Rows ::
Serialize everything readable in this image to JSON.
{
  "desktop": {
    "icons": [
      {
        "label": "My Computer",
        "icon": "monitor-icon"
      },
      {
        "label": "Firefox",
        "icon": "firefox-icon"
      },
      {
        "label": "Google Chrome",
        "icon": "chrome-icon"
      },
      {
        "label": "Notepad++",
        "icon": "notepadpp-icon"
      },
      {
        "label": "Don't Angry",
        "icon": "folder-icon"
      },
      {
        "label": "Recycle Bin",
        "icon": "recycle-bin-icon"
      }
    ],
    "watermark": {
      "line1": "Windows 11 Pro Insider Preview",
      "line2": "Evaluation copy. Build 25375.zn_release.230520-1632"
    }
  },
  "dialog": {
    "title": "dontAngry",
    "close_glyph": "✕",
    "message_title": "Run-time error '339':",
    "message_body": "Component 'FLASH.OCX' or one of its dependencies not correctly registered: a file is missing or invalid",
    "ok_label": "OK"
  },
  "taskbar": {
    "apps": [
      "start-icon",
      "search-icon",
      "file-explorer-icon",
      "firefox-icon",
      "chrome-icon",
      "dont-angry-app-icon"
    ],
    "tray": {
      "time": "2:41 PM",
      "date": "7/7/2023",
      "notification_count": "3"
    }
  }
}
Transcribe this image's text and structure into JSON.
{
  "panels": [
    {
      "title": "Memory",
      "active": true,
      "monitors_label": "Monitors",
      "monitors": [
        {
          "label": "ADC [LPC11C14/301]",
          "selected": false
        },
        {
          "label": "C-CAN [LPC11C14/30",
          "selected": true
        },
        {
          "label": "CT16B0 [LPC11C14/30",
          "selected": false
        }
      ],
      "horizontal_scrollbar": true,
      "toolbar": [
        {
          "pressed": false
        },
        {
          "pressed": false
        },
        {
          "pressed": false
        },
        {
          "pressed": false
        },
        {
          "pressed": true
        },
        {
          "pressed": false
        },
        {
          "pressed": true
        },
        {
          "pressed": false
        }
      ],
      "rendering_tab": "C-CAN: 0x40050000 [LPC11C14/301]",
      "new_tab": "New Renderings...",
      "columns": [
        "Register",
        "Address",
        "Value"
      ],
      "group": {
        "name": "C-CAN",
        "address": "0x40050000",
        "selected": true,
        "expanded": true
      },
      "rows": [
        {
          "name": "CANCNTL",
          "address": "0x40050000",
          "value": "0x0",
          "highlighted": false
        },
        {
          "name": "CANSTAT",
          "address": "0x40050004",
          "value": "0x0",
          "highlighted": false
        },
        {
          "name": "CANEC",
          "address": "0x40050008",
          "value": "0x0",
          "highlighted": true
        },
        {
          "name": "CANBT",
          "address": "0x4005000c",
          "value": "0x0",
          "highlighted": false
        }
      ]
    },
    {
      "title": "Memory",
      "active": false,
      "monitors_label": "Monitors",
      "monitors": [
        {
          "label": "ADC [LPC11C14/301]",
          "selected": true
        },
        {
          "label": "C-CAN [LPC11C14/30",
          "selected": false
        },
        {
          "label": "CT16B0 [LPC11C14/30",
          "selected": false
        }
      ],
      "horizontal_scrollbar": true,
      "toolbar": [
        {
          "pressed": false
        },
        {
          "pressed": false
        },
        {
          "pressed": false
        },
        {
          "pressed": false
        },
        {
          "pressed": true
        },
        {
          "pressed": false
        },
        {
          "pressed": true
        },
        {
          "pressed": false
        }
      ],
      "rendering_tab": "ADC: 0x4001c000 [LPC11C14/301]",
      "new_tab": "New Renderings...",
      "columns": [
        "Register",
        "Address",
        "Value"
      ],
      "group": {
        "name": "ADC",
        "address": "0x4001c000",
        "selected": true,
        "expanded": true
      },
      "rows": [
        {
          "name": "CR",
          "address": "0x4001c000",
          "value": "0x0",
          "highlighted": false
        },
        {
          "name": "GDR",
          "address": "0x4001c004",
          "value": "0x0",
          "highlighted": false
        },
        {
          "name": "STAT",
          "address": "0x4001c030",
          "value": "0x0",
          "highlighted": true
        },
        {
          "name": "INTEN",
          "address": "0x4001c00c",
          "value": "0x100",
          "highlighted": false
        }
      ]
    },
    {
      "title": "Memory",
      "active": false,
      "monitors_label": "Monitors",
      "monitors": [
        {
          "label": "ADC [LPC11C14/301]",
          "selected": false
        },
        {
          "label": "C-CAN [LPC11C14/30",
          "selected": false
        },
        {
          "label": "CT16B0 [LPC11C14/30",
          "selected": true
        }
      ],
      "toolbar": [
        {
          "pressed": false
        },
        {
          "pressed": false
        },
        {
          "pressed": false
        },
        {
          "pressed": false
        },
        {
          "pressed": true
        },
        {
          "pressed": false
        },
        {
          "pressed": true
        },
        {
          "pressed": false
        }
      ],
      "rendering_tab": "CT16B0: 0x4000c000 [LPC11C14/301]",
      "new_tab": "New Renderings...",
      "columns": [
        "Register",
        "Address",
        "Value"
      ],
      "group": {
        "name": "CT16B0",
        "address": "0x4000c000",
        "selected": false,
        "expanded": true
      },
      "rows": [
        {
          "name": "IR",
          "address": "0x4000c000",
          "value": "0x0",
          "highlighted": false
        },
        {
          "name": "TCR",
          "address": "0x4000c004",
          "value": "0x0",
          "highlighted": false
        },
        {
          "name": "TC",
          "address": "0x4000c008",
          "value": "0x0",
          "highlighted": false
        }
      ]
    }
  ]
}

Exercise ::
The records above should all be quoted exactly, please.

Written response ::
Serialize everything readable in this image to JSON.
{
  "desktop": {
    "icons": [
      {
        "label": "My Computer",
        "icon": "monitor-icon"
      },
      {
        "label": "Firefox",
        "icon": "firefox-icon"
      },
      {
        "label": "Google Chrome",
        "icon": "chrome-icon"
      },
      {
        "label": "Notepad++",
        "icon": "notepadpp-icon"
      },
      {
        "label": "Don't Angry",
        "icon": "folder-icon"
      },
      {
        "label": "Recycle Bin",
        "icon": "recycle-bin-icon"
      }
    ],
    "watermark": {
      "line1": "Windows 11 Pro Insider Preview",
      "line2": "Evaluation copy. Build 25375.zn_release.230520-1632"
    }
  },
  "dialog": {
    "title": "dontAngry",
    "close_glyph": "✕",
    "message_title": "Run-time error '339':",
    "message_body": "Component 'FLASH.OCX' or one of its dependencies not correctly registered: a file is missing or invalid",
    "ok_label": "OK"
  },
  "taskbar": {
    "apps": [
      "start-icon",
      "search-icon",
      "file-explorer-icon",
      "firefox-icon",
      "chrome-icon",
      "dont-angry-app-icon"
    ],
    "tray": {
      "time": "2:41 PM",
      "date": "7/7/2023",
      "notification_count": "3"
    }
  }
}
Transcribe this image's text and structure into JSON.
{
  "panels": [
    {
      "title": "Memory",
      "active": true,
      "monitors_label": "Monitors",
      "monitors": [
        {
          "label": "ADC [LPC11C14/301]",
          "selected": false
        },
        {
          "label": "C-CAN [LPC11C14/30",
          "selected": true
        },
        {
          "label": "CT16B0 [LPC11C14/30",
          "selected": false
        }
      ],
      "horizontal_scrollbar": true,
      "toolbar": [
        {
          "pressed": false
        },
        {
          "pressed": false
        },
        {
          "pressed": false
        },
        {
          "pressed": false
        },
        {
          "pressed": true
        },
        {
          "pressed": false
        },
        {
          "pressed": true
        },
        {
          "pressed": false
        }
      ],
      "rendering_tab": "C-CAN: 0x40050000 [LPC11C14/301]",
      "new_tab": "New Renderings...",
      "columns": [
        "Register",
        "Address",
        "Value"
      ],
      "group": {
        "name": "C-CAN",
        "address": "0x40050000",
        "selected": true,
        "expanded": true
      },
      "rows": [
        {
          "name": "CANCNTL",
          "address": "0x40050000",
          "value": "0x0",
          "highlighted": false
        },
        {
          "name": "CANSTAT",
          "address": "0x40050004",
          "value": "0x0",
          "highlighted": false
        },
        {
          "name": "CANEC",
          "address": "0x40050008",
          "value": "0x0",
          "highlighted": true
        },
        {
          "name": "CANBT",
          "address": "0x4005000c",
          "value": "0x0",
          "highlighted": false
        }
      ]
    },
    {
      "title": "Memory",
      "active": false,
      "monitors_label": "Monitors",
      "monitors": [
        {
          "label": "ADC [LPC11C14/301]",
          "selected": true
        },
        {
          "label": "C-CAN [LPC11C14/30",
          "selected": false
        },
        {
          "label": "CT16B0 [LPC11C14/30",
          "selected": false
        }
      ],
      "horizontal_scrollbar": true,
      "toolbar": [
        {
          "pressed": false
        },
        {
          "pressed": false
        },
        {
          "pressed": false
        },
        {
          "pressed": false
        },
        {
          "pressed": true
        },
        {
          "pressed": false
        },
        {
          "pressed": true
        },
        {
          "pressed": false
        }
      ],
      "rendering_tab": "ADC: 0x4001c000 [LPC11C14/301]",
      "new_tab": "New Renderings...",
      "columns": [
        "Register",
        "Address",
        "Value"
      ],
      "group": {
        "name": "ADC",
        "address": "0x4001c000",
        "selected": true,
        "expanded": true
      },
      "rows": [
        {
          "name": "CR",
          "address": "0x4001c000",
          "value": "0x0",
          "highlighted": false
        },
        {
          "name": "GDR",
          "address": "0x4001c004",
          "value": "0x0",
          "highlighted": false
        },
        {
          "name": "STAT",
          "address": "0x4001c030",
          "value": "0x0",
          "highlighted": true
        },
        {
          "name": "INTEN",
          "address": "0x4001c00c",
          "value": "0x100",
          "highlighted": false
        }
      ]
    },
    {
      "title": "Memory",
      "active": false,
      "monitors_label": "Monitors",
      "monitors": [
        {
          "label": "ADC [LPC11C14/301]",
          "selected": false
        },
        {
          "label": "C-CAN [LPC11C14/30",
          "selected": false
        },
        {
          "label": "CT16B0 [LPC11C14/30",
          "selected": true
        }
      ],
      "toolbar": [
        {
          "pressed": false
        },
        {
          "pressed": false
        },
        {
          "pressed": false
        },
        {
          "pressed": false
        },
        {
          "pressed": true
        },
        {
          "pressed": false
        },
        {
          "pressed": true
        },
        {
          "pressed": false
        }
      ],
      "rendering_tab": "CT16B0: 0x4000c000 [LPC11C14/301]",
      "new_tab": "New Renderings...",
      "columns": [
        "Register",
        "Address",
        "Value"
      ],
      "group": {
        "name": "CT16B0",
        "address": "0x4000c000",
        "selected": false,
        "expanded": true
      },
      "rows": [
        {
          "name": "IR",
          "address": "0x4000c000",
          "value": "0x0",
          "highlighted": false
        },
        {
          "name": "TCR",
          "address": "0x4000c004",
          "value": "0x0",
          "highlighted": false
        },
        {
          "name": "TC",
          "address": "0x4000c008",
          "value": "0x0",
          "highlighted": false
        }
      ]
    }
  ]
}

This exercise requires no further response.